RECORDS ->
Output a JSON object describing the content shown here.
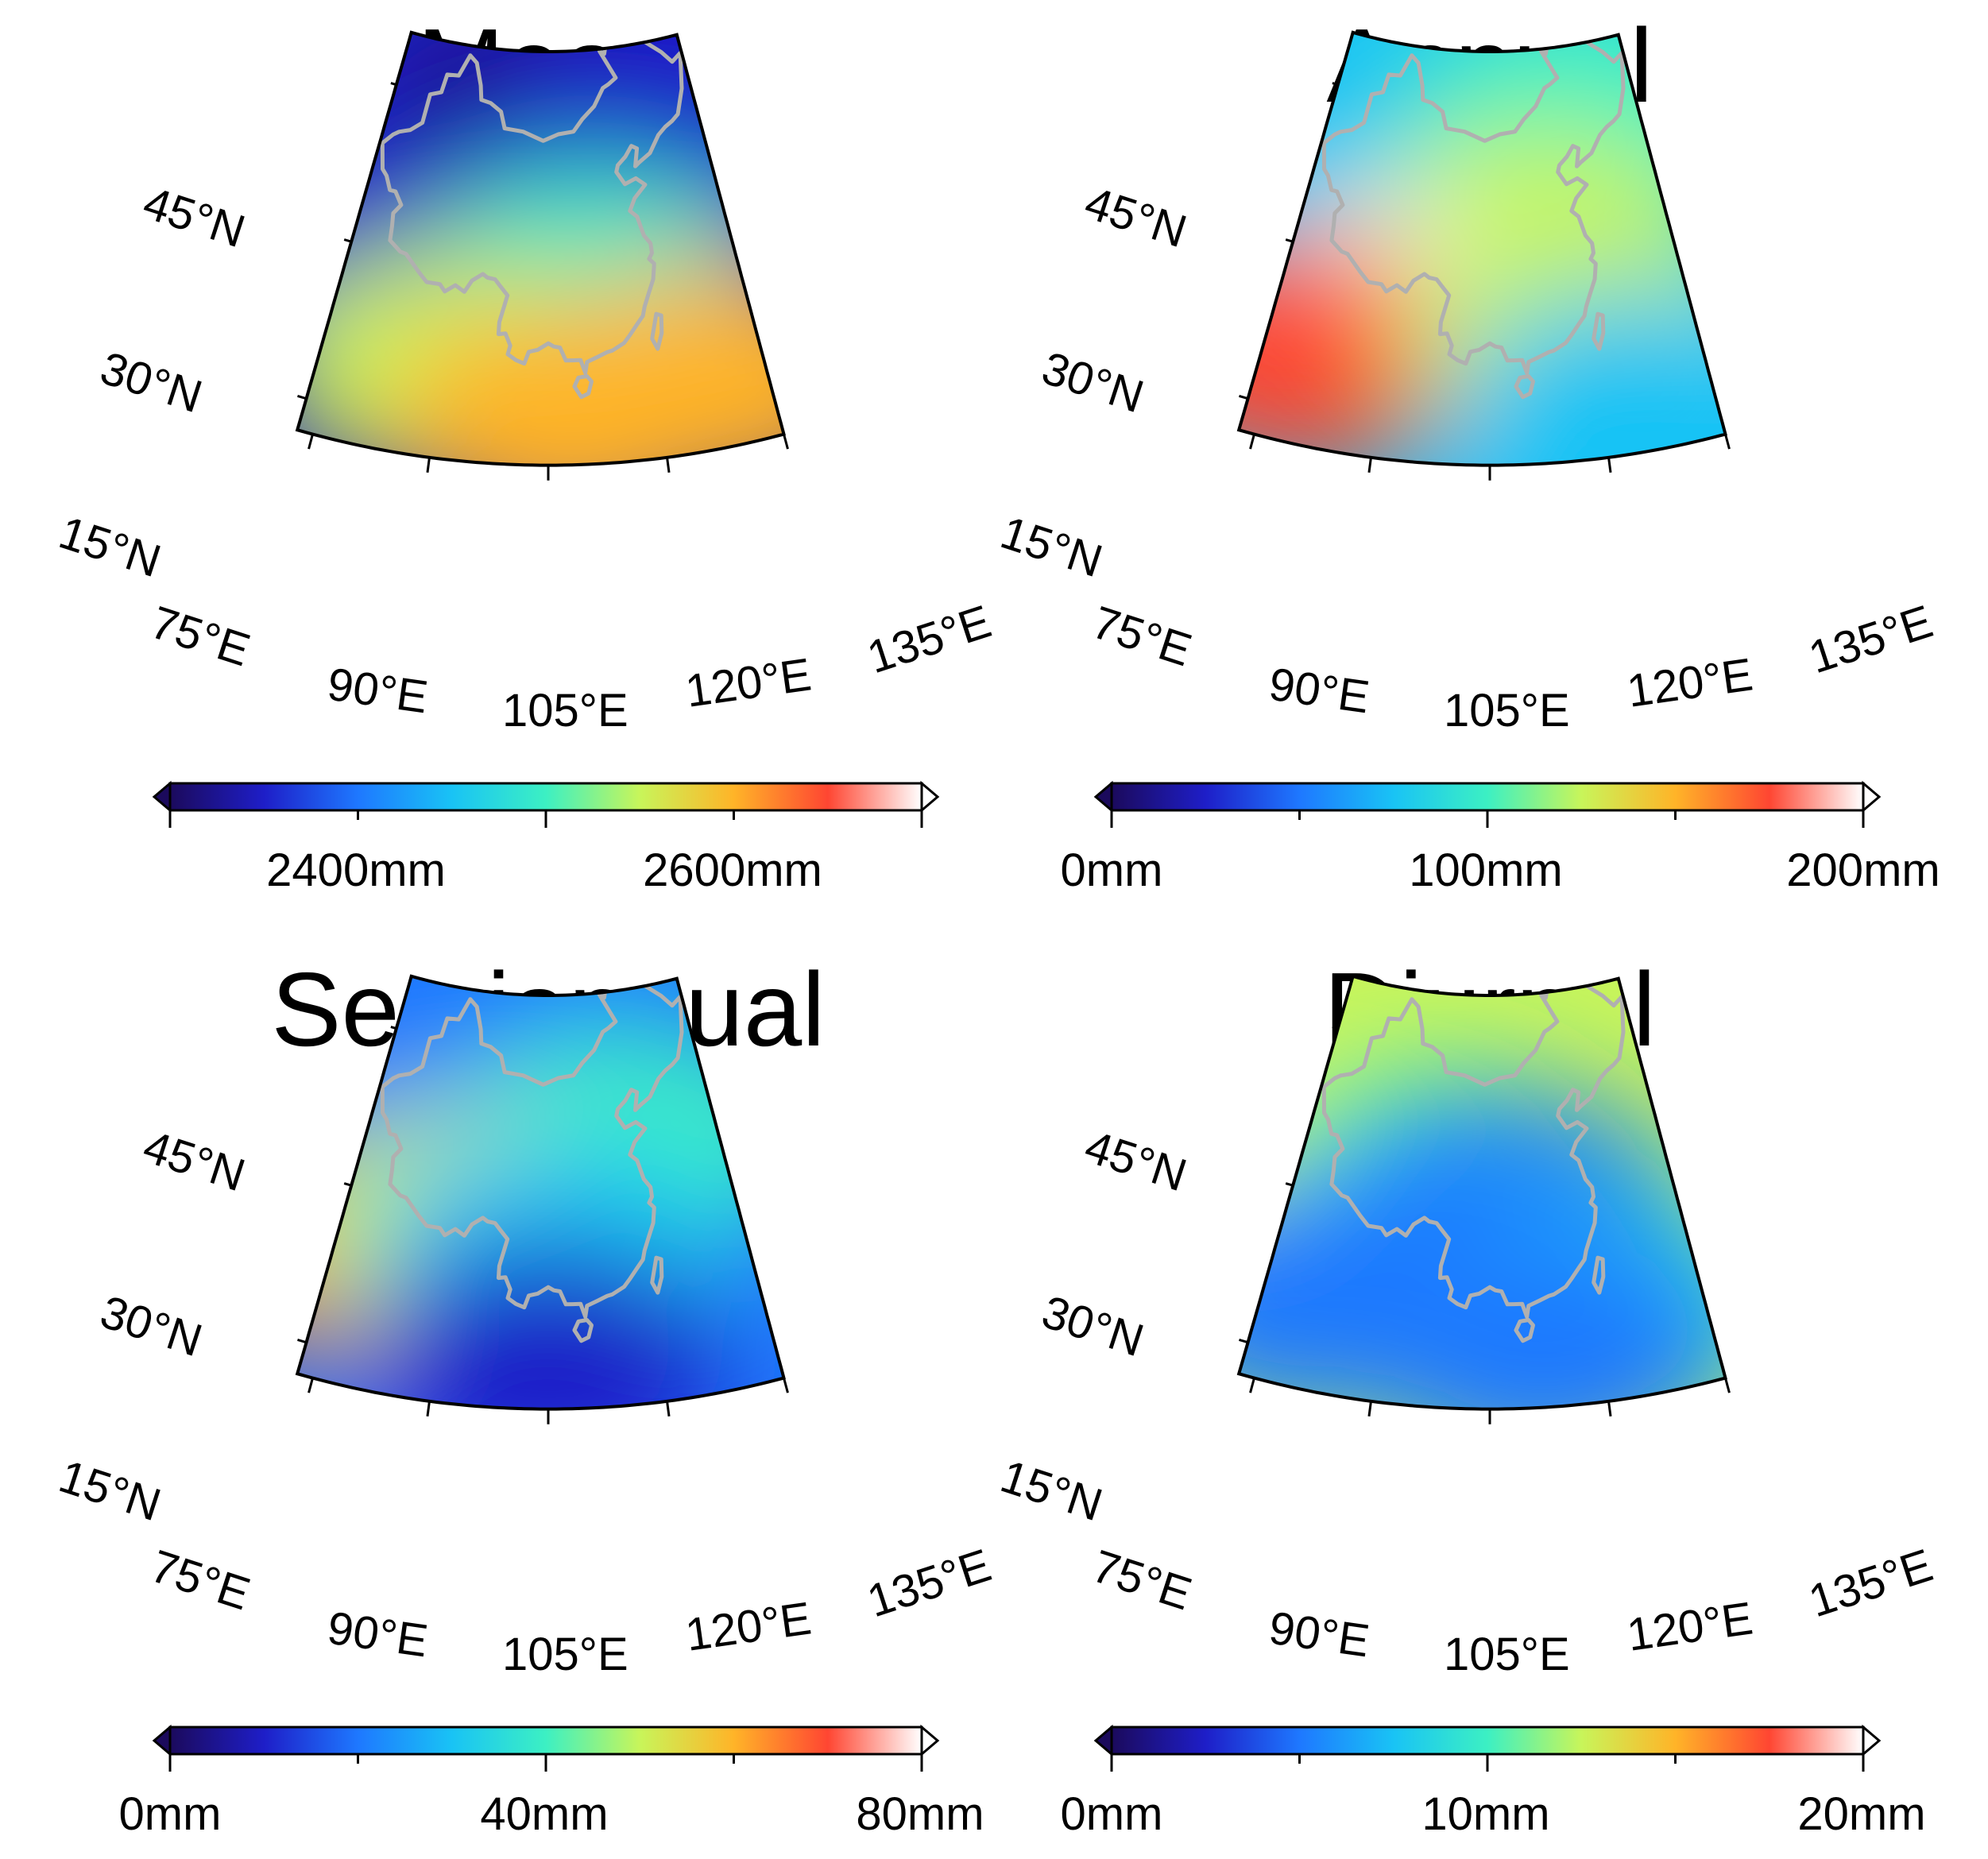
{
  "figure": {
    "panels": [
      {
        "id": "mean",
        "title": "Mean",
        "colorbar": {
          "labels": [
            "2400mm",
            "2600mm"
          ]
        },
        "fields": [
          {
            "lon": 90,
            "lat": 37,
            "c": 0.08
          },
          {
            "lon": 110,
            "lat": 44,
            "c": 0.06
          },
          {
            "lon": 80,
            "lat": 30,
            "c": 0.12
          },
          {
            "lon": 125,
            "lat": 42,
            "c": 0.18
          },
          {
            "lon": 112,
            "lat": 28,
            "c": 0.48
          },
          {
            "lon": 90,
            "lat": 20,
            "c": 0.58
          },
          {
            "lon": 108,
            "lat": 16,
            "c": 0.78
          },
          {
            "lon": 128,
            "lat": 18,
            "c": 0.72
          }
        ]
      },
      {
        "id": "annual",
        "title": "Annual",
        "colorbar": {
          "labels": [
            "0mm",
            "100mm",
            "200mm"
          ]
        },
        "fields": [
          {
            "lon": 95,
            "lat": 40,
            "c": 0.32
          },
          {
            "lon": 125,
            "lat": 44,
            "c": 0.48
          },
          {
            "lon": 112,
            "lat": 32,
            "c": 0.62
          },
          {
            "lon": 86,
            "lat": 24,
            "c": 0.95
          },
          {
            "lon": 78,
            "lat": 20,
            "c": 0.86
          },
          {
            "lon": 118,
            "lat": 24,
            "c": 0.66
          },
          {
            "lon": 125,
            "lat": 16,
            "c": 0.42
          }
        ]
      },
      {
        "id": "semiannual",
        "title": "Semiannual",
        "colorbar": {
          "labels": [
            "0mm",
            "40mm",
            "80mm"
          ]
        },
        "fields": [
          {
            "lon": 95,
            "lat": 42,
            "c": 0.3
          },
          {
            "lon": 120,
            "lat": 36,
            "c": 0.5
          },
          {
            "lon": 77,
            "lat": 25,
            "c": 0.85
          },
          {
            "lon": 90,
            "lat": 28,
            "c": 0.65
          },
          {
            "lon": 105,
            "lat": 26,
            "c": 0.34
          },
          {
            "lon": 105,
            "lat": 16,
            "c": 0.08
          }
        ]
      },
      {
        "id": "diurnal",
        "title": "Diurnal",
        "colorbar": {
          "labels": [
            "0mm",
            "10mm",
            "20mm"
          ]
        },
        "fields": [
          {
            "lon": 88,
            "lat": 30,
            "c": 0.62
          },
          {
            "lon": 98,
            "lat": 32,
            "c": 0.5
          },
          {
            "lon": 100,
            "lat": 26,
            "c": 0.42
          },
          {
            "lon": 108,
            "lat": 30,
            "c": 0.3
          },
          {
            "lon": 80,
            "lat": 20,
            "c": 0.22
          },
          {
            "lon": 120,
            "lat": 20,
            "c": 0.35
          },
          {
            "lon": 112,
            "lat": 17,
            "c": 0.28
          }
        ]
      }
    ],
    "lat_labels": [
      "45°N",
      "30°N",
      "15°N"
    ],
    "lon_labels": [
      "75°E",
      "90°E",
      "105°E",
      "120°E",
      "135°E"
    ],
    "lat_values": [
      45,
      30,
      15
    ],
    "lon_values": [
      75,
      90,
      105,
      120,
      135
    ],
    "country_border": "China",
    "colors": {
      "border": "#b0b0b0",
      "colormap": [
        "#1b0a5c",
        "#1e1ec8",
        "#1e78ff",
        "#19c3f5",
        "#3cf0c3",
        "#c8f55a",
        "#ffb428",
        "#ff4632",
        "#ffffff"
      ]
    }
  }
}
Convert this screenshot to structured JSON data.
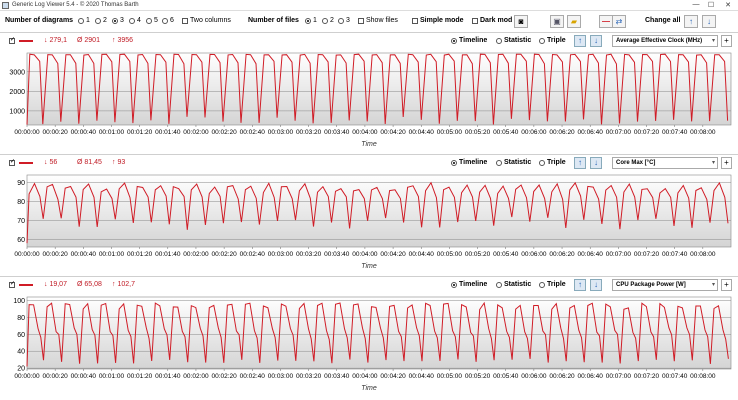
{
  "window": {
    "title": "Generic Log Viewer 5.4 - © 2020 Thomas Barth",
    "min": "—",
    "max": "☐",
    "close": "✕"
  },
  "toolbar": {
    "diagrams_label": "Number of diagrams",
    "diagram_options": [
      "1",
      "2",
      "3",
      "4",
      "5",
      "6"
    ],
    "diagram_selected": "3",
    "two_columns_label": "Two columns",
    "files_label": "Number of files",
    "file_options": [
      "1",
      "2",
      "3"
    ],
    "file_selected": "1",
    "show_files_label": "Show files",
    "simple_mode_label": "Simple mode",
    "dark_mode_label": "Dark mod",
    "change_all_label": "Change all"
  },
  "colors": {
    "line": "#d01c26",
    "stat_text": "#c01a24",
    "plot_bg_top": "#ffffff",
    "plot_bg_bottom": "#d4d4d4"
  },
  "x_ticks": [
    "00:00:00",
    "00:00:20",
    "00:00:40",
    "00:01:00",
    "00:01:20",
    "00:01:40",
    "00:02:00",
    "00:02:20",
    "00:02:40",
    "00:03:00",
    "00:03:20",
    "00:03:40",
    "00:04:00",
    "00:04:20",
    "00:04:40",
    "00:05:00",
    "00:05:20",
    "00:05:40",
    "00:06:00",
    "00:06:20",
    "00:06:40",
    "00:07:00",
    "00:07:20",
    "00:07:40",
    "00:08:00"
  ],
  "x_max_seconds": 500,
  "panels": [
    {
      "min": "↓ 279,1",
      "avg": "Ø 2901",
      "max": "↑ 3956",
      "modes": [
        "Timeline",
        "Statistic",
        "Triple"
      ],
      "sensor": "Average Effective Clock (MHz)",
      "xlabel": "Time",
      "yticks": [
        1000,
        2000,
        3000
      ],
      "ylim": [
        280,
        3960
      ],
      "chart_data": {
        "type": "line",
        "pattern": "clock",
        "period_s": 12.8,
        "high": 3900,
        "mid": 3400,
        "low": 300
      }
    },
    {
      "min": "↓ 56",
      "avg": "Ø 81,45",
      "max": "↑ 93",
      "modes": [
        "Timeline",
        "Statistic",
        "Triple"
      ],
      "sensor": "Core Max [°C]",
      "xlabel": "Time",
      "yticks": [
        60,
        70,
        80,
        90
      ],
      "ylim": [
        56,
        94
      ],
      "chart_data": {
        "type": "line",
        "pattern": "temp",
        "period_s": 12.8,
        "high": 90,
        "mid": 81,
        "low": 65
      }
    },
    {
      "min": "↓ 19,07",
      "avg": "Ø 65,08",
      "max": "↑ 102,7",
      "modes": [
        "Timeline",
        "Statistic",
        "Triple"
      ],
      "sensor": "CPU Package Power [W]",
      "xlabel": "Time",
      "yticks": [
        20,
        40,
        60,
        80,
        100
      ],
      "ylim": [
        19,
        104
      ],
      "chart_data": {
        "type": "line",
        "pattern": "power",
        "period_s": 12.8,
        "high": 97,
        "mid": 62,
        "low": 25
      }
    }
  ]
}
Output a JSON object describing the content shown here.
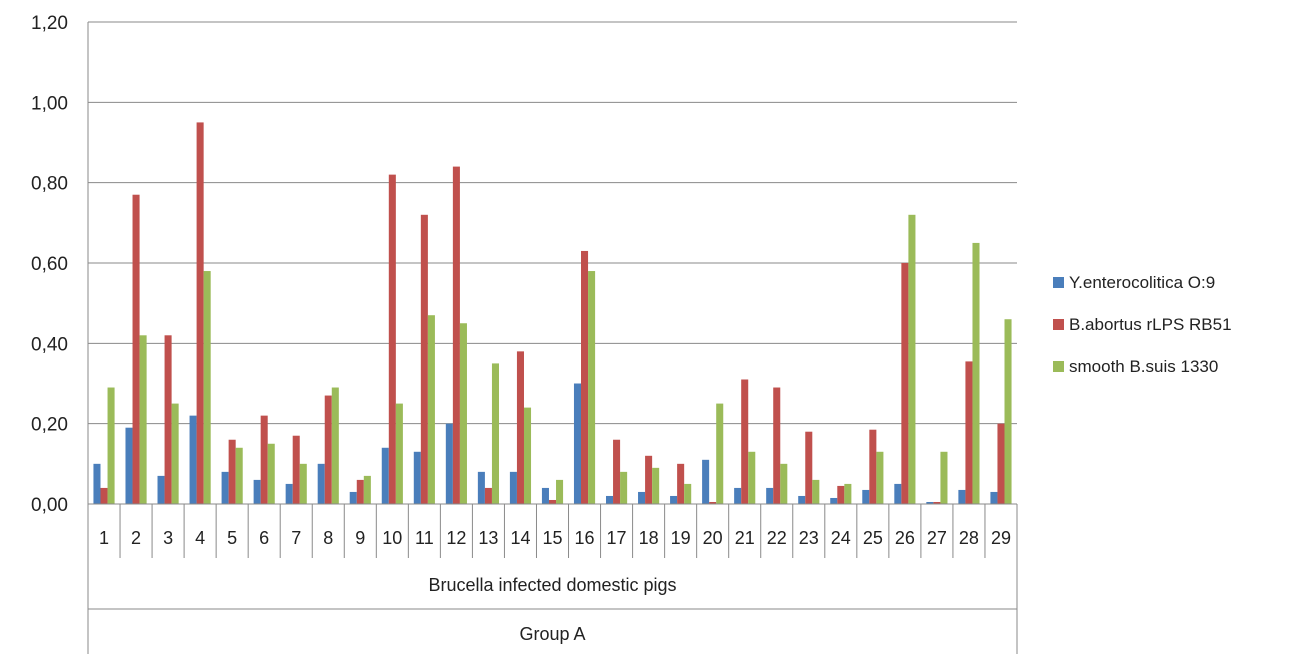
{
  "chart_data": {
    "type": "bar",
    "categories": [
      "1",
      "2",
      "3",
      "4",
      "5",
      "6",
      "7",
      "8",
      "9",
      "10",
      "11",
      "12",
      "13",
      "14",
      "15",
      "16",
      "17",
      "18",
      "19",
      "20",
      "21",
      "22",
      "23",
      "24",
      "25",
      "26",
      "27",
      "28",
      "29"
    ],
    "category_group_labels": [
      "Brucella infected domestic pigs",
      "Group A"
    ],
    "y_tick_labels": [
      "0,00",
      "0,20",
      "0,40",
      "0,60",
      "0,80",
      "1,00",
      "1,20"
    ],
    "ylim": [
      0,
      1.2
    ],
    "grid": true,
    "legend_position": "right",
    "series": [
      {
        "name": "Y.enterocolitica O:9",
        "color": "#4a7ebb",
        "values": [
          0.1,
          0.19,
          0.07,
          0.22,
          0.08,
          0.06,
          0.05,
          0.1,
          0.03,
          0.14,
          0.13,
          0.2,
          0.08,
          0.08,
          0.04,
          0.3,
          0.02,
          0.03,
          0.02,
          0.11,
          0.04,
          0.04,
          0.02,
          0.015,
          0.035,
          0.05,
          0.005,
          0.035,
          0.03
        ]
      },
      {
        "name": "B.abortus rLPS RB51",
        "color": "#c0504d",
        "values": [
          0.04,
          0.77,
          0.42,
          0.95,
          0.16,
          0.22,
          0.17,
          0.27,
          0.06,
          0.82,
          0.72,
          0.84,
          0.04,
          0.38,
          0.01,
          0.63,
          0.16,
          0.12,
          0.1,
          0.005,
          0.31,
          0.29,
          0.18,
          0.045,
          0.185,
          0.6,
          0.005,
          0.355,
          0.2
        ]
      },
      {
        "name": "smooth B.suis 1330",
        "color": "#9bbb59",
        "values": [
          0.29,
          0.42,
          0.25,
          0.58,
          0.14,
          0.15,
          0.1,
          0.29,
          0.07,
          0.25,
          0.47,
          0.45,
          0.35,
          0.24,
          0.06,
          0.58,
          0.08,
          0.09,
          0.05,
          0.25,
          0.13,
          0.1,
          0.06,
          0.05,
          0.13,
          0.72,
          0.13,
          0.65,
          0.46
        ]
      }
    ]
  }
}
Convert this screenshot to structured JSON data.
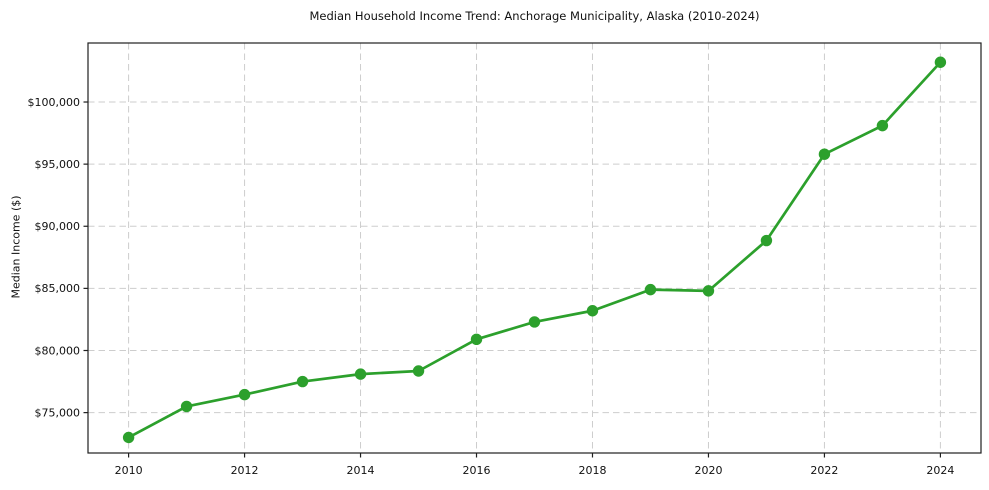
{
  "chart_data": {
    "type": "line",
    "title": "Median Household Income Trend: Anchorage Municipality, Alaska (2010-2024)",
    "xlabel": "",
    "ylabel": "Median Income ($)",
    "series": [
      {
        "name": "Median household income",
        "x": [
          2010,
          2011,
          2012,
          2013,
          2014,
          2015,
          2016,
          2017,
          2018,
          2019,
          2020,
          2021,
          2022,
          2023,
          2024
        ],
        "values": [
          73000,
          75500,
          76450,
          77500,
          78100,
          78350,
          80900,
          82300,
          83200,
          84900,
          84800,
          88850,
          95800,
          98100,
          103200
        ],
        "color": "#2ca02c",
        "marker": "circle"
      }
    ],
    "xlim": [
      2009.3,
      2024.7
    ],
    "ylim": [
      71750,
      104750
    ],
    "x_ticks": {
      "values": [
        2010,
        2012,
        2014,
        2016,
        2018,
        2020,
        2022,
        2024
      ],
      "labels": [
        "2010",
        "2012",
        "2014",
        "2016",
        "2018",
        "2020",
        "2022",
        "2024"
      ]
    },
    "y_ticks": {
      "values": [
        75000,
        80000,
        85000,
        90000,
        95000,
        100000
      ],
      "labels": [
        "$75,000",
        "$80,000",
        "$85,000",
        "$90,000",
        "$95,000",
        "$100,000"
      ]
    },
    "grid": true,
    "grid_style": "dashed",
    "legend": false,
    "colors": {
      "line": "#2ca02c",
      "grid": "#cdcdcd",
      "spine": "#1f1f1f",
      "text": "#111111",
      "background": "#ffffff"
    }
  }
}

STATED TASK ->
Using the records above, pull out each line where the word "title" occurs.

RESPONSE ->
        "title": "Mean",
        "title": "Annual",
        "title": "Semiannual",
        "title": "Diurnal",
    "title": "Generic Log Viewer 5.4 - © 2020 Thomas Barth",
    "title": "Median Household Income Trend: Anchorage Municipality, Alaska (2010-2024)",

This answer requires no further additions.